Copy every line from the data below in which the string "werk" can be found.

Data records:
################
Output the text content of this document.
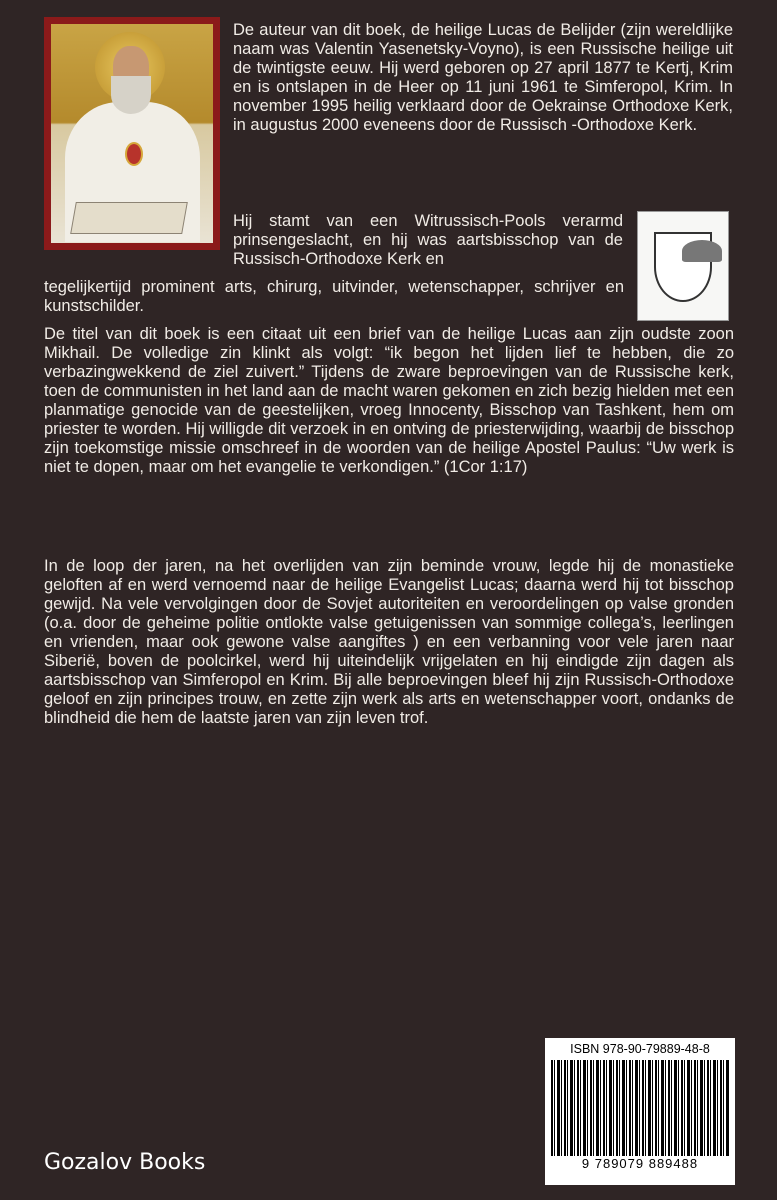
De auteur van dit boek, de heilige Lucas de Belijder (zijn wereldlijke naam was Valentin Yasenetsky-Voyno), is een Russische heilige uit de twintigste eeuw. Hij werd geboren op 27 april 1877 te Kertj, Krim en is ontslapen in de Heer op 11 juni 1961 te Simferopol, Krim. In november 1995 heilig verklaard door de Oekrainse Orthodoxe Kerk, in augustus 2000 eveneens door de Russisch -Orthodoxe Kerk.
Hij stamt van een Witrussisch-Pools verarmd prinsengeslacht, en hij was aartsbisschop van de Russisch-Orthodoxe Kerk en
tegelijkertijd prominent arts, chirurg, uitvinder, wetenschapper, schrijver en kunstschilder.
De titel van dit boek is een citaat uit een brief van de heilige Lucas aan zijn oudste zoon Mikhail. De volledige zin klinkt als volgt: “ik begon het lijden lief te hebben, die zo verbazingwekkend de ziel zuivert.” Tijdens de zware beproevingen van de Russische kerk, toen de communisten in het land aan de macht waren gekomen en zich bezig hielden met een planmatige genocide van de geestelijken, vroeg Innocenty, Bisschop van Tashkent, hem om priester te worden. Hij willigde dit verzoek in en ontving de priesterwijding, waarbij de bisschop zijn toekomstige missie omschreef in de woorden van de heilige Apostel Paulus: “Uw werk is niet te dopen, maar om het evangelie te verkondigen.” (1Cor 1:17)
In de loop der jaren, na het overlijden van zijn beminde vrouw, legde hij de monastieke geloften af en werd vernoemd naar de heilige Evangelist Lucas; daarna werd hij tot bisschop gewijd. Na vele vervolgingen door de Sovjet autoriteiten en veroordelingen op valse gronden (o.a. door de geheime politie ontlokte valse getuigenissen van sommige collega’s, leerlingen en vrienden, maar ook gewone valse aangiftes ) en een verbanning voor vele jaren naar Siberië, boven de poolcirkel, werd hij uiteindelijk vrijgelaten en hij eindigde zijn dagen als aartsbisschop van Simferopol en Krim. Bij alle beproevingen bleef hij zijn Russisch-Orthodoxe geloof en zijn principes trouw, en zette zijn werk als arts en wetenschapper voort, ondanks de blindheid die hem de laatste jaren van zijn leven trof.
ISBN 978-90-79889-48-8
9 789079 889488
Gozalov Books
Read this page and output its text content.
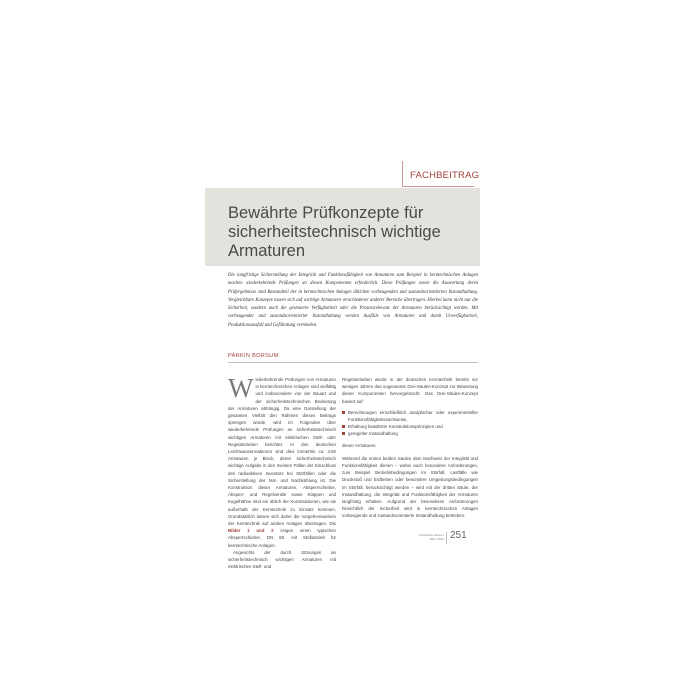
FACHBEITRAG
Bewährte Prüfkonzepte für sicherheitstechnisch wichtige Armaturen

Die langfristige Sicherstellung der Integrität und Funktionsfähigkeit von Armaturen zum Beispiel in kerntechnischen Anlagen machen wiederkehrende Prüfungen an diesen Komponenten erforderlich. Diese Prüfungen sowie die Auswertung deren Prüfergebnisse sind Bestandteil der in kerntechnischen Anlagen üblichen vorbeugenden und zustandsorientierten Instandhaltung. Vergleichbare Konzepte lassen sich auf wichtige Armaturen verschiedener anderer Bereiche übertragen. Hierbei kann nicht nur die Sicherheit, sondern auch die gesteuerte Verfügbarkeit oder die Prozessrelevanz der Armaturen berücksichtigt werden. Mit vorbeugender und zustandsorientierter Instandhaltung werden Ausfälle von Armaturen und damit Unverfügbarkeit, Produktionsausfall und Gefährdung vermieden.

PARKIN BORSUM

Wiederkehrende Prüfungen von Armaturen in kerntechnischen Anlagen sind vielfältig und insbesondere von der Bauart und der sicherheitstechnischen Bedeutung der Armaturen abhängig. Da eine Darstellung der gesamten Vielfalt den Rahmen dieses Beitrags sprengen würde, wird im Folgenden über wiederkehrende Prüfungen an sicherheitstechnisch wichtigen Armaturen mit elektrischen Stell- oder Regelantrieben berichtet. In den deutschen Leichtwasserreaktoren sind dies immerhin ca. 3.50 Armaturen je Block, deren sicherheitstechnisch wichtige Aufgabe in den meisten Fällen der Einschluss des radioaktiven Inventars bei Störfällen oder die Sicherstellung der Not- und Nachkühlung ist. Die Konstruktion dieser Armaturen, Absperrschieber, Absperr- und Regelventile sowie Klappen und Kugelhähne sind ein üblich der Konstruktionen, wie sie außerhalb der Kerntechnik zu Einsatz kommen. Grundsätzlich lassen sich daher die Vorgehensweisen der Kerntechnik auf andere Anlagen übertragen. Die Bilder 1 und 2 zeigen einen typischen Absperrschieber, DN 80, mit Stellantrieb für kerntechnische Anlagen.

Angesichts der durch Störungen an sicherheitstechnisch wichtigen Armaturen mit elektrischen Stell- und

Regelantrieben wurde in der deutschen Kerntechnik bereits vor wenigen Jahren das sogenannte Drei-Säulen-Konzept zur Bewertung dieser Komponenten hervorgebracht. Das Drei-Säulen-Konzept basiert auf:

Berechnungen einschließlich analytischer oder experimenteller Funktionsfähigkeitsnachweise,
Erhaltung bewährter Konstruktionsprinzipien und
geregelter Instandhaltung

dieser Armaturen.

Während die ersten beiden Säulen dem Nachweis der Integrität und Funktionsfähigkeit dienen – wobei auch besondere Anforderungen, zum Beispiel Betriebsbedingungen im Störfall, Lastfälle wie Druckstoß und Erdbeben oder besondere Umgebungsbedingungen im Störfall, berücksichtigt werden – wird mit der dritten Säule, der Instandhaltung, die Integrität und Funktionsfähigkeit der Armaturen langfristig erhalten. Aufgrund der besonderen Anforderungen hinsichtlich der Sicherheit wird in kerntechnischen Anlagen vorbeugende und zustandsorientierte Instandhaltung betrieben.

Industriearmaturen März 2016 251
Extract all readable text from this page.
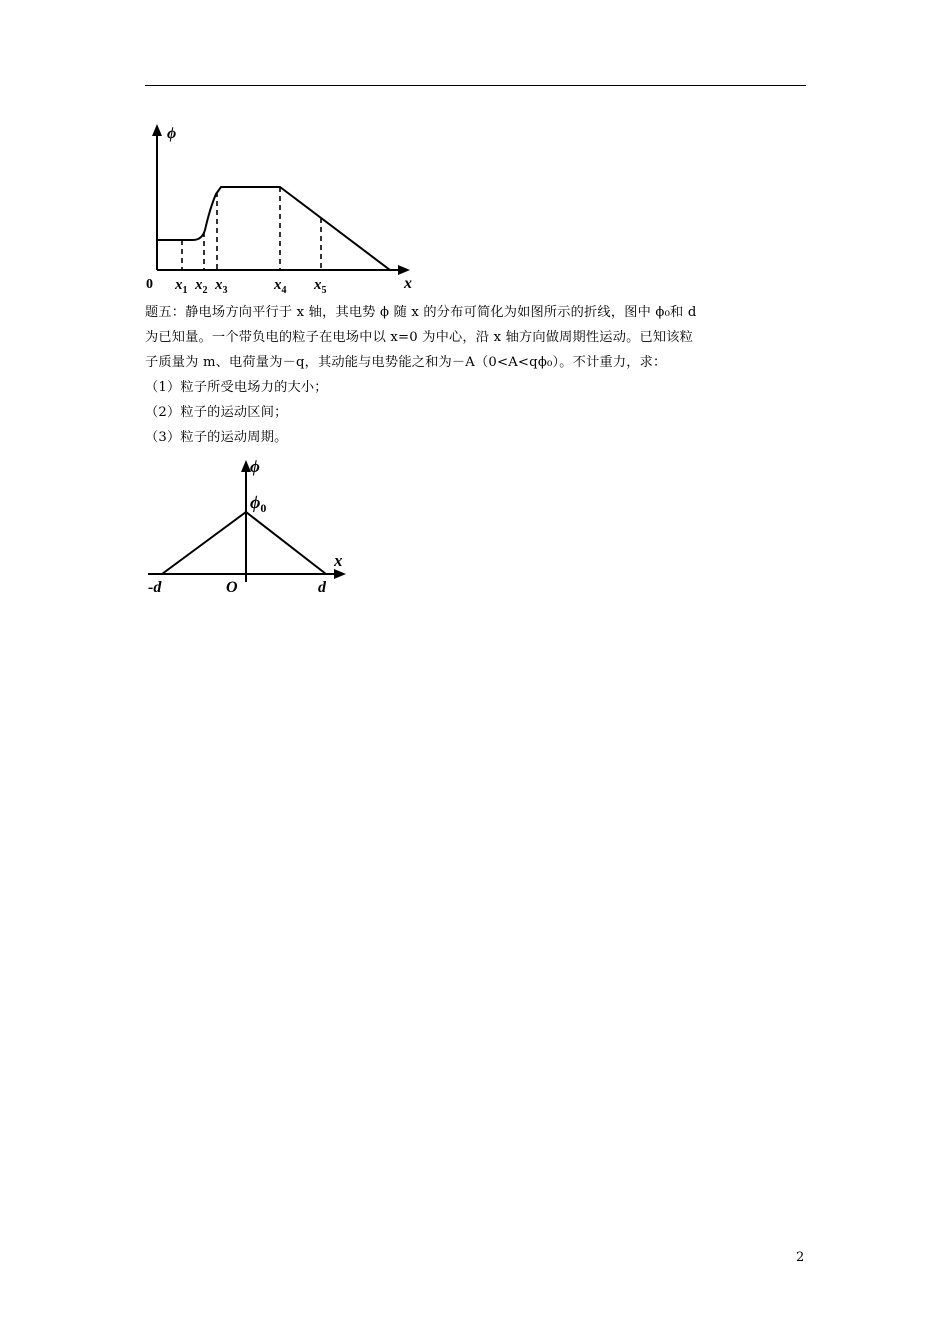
ϕ
0	x
$x_1$ $x_2$ $x_3$	$x_4$ $x_5$

题五：静电场方向平行于 x 轴，其电势 ϕ 随 x 的分布可简化为如图所示的折线，图中 ϕ₀和 d

为已知量。一个带负电的粒子在电场中以 x=0 为中心，沿 x 轴方向做周期性运动。已知该粒

子质量为 m、电荷量为－q，其动能与电势能之和为－A（0<A<qϕ₀）。不计重力，求：

（1）粒子所受电场力的大小；

（2）粒子的运动区间；

（3）粒子的运动周期。

ϕ
$\phi_0$
x
-d	O	d
2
################
_Response to the exercise_:
De titel van dit boek is een citaat uit een brief van de heilige Lucas aan zijn oudste zoon Mikhail. De volledige zin klinkt als volgt: “ik begon het lijden lief te hebben, die zo verbazingwekkend de ziel zuivert.” Tijdens de zware beproevingen van de Russische kerk, toen de communisten in het land aan de macht waren gekomen en zich bezig hielden met een planmatige genocide van de geestelijken, vroeg Innocenty, Bisschop van Tashkent, hem om priester te worden. Hij willigde dit verzoek in en ontving de priesterwijding, waarbij de bisschop zijn toekomstige missie omschreef in de woorden van de heilige Apostel Paulus: “Uw werk is niet te dopen, maar om het evangelie te verkondigen.” (1Cor 1:17)
In de loop der jaren, na het overlijden van zijn beminde vrouw, legde hij de monastieke geloften af en werd vernoemd naar de heilige Evangelist Lucas; daarna werd hij tot bisschop gewijd. Na vele vervolgingen door de Sovjet autoriteiten en veroordelingen op valse gronden (o.a. door de geheime politie ontlokte valse getuigenissen van sommige collega’s, leerlingen en vrienden, maar ook gewone valse aangiftes ) en een verbanning voor vele jaren naar Siberië, boven de poolcirkel, werd hij uiteindelijk vrijgelaten en hij eindigde zijn dagen als aartsbisschop van Simferopol en Krim. Bij alle beproevingen bleef hij zijn Russisch-Orthodoxe geloof en zijn principes trouw, en zette zijn werk als arts en wetenschapper voort, ondanks de blindheid die hem de laatste jaren van zijn leven trof.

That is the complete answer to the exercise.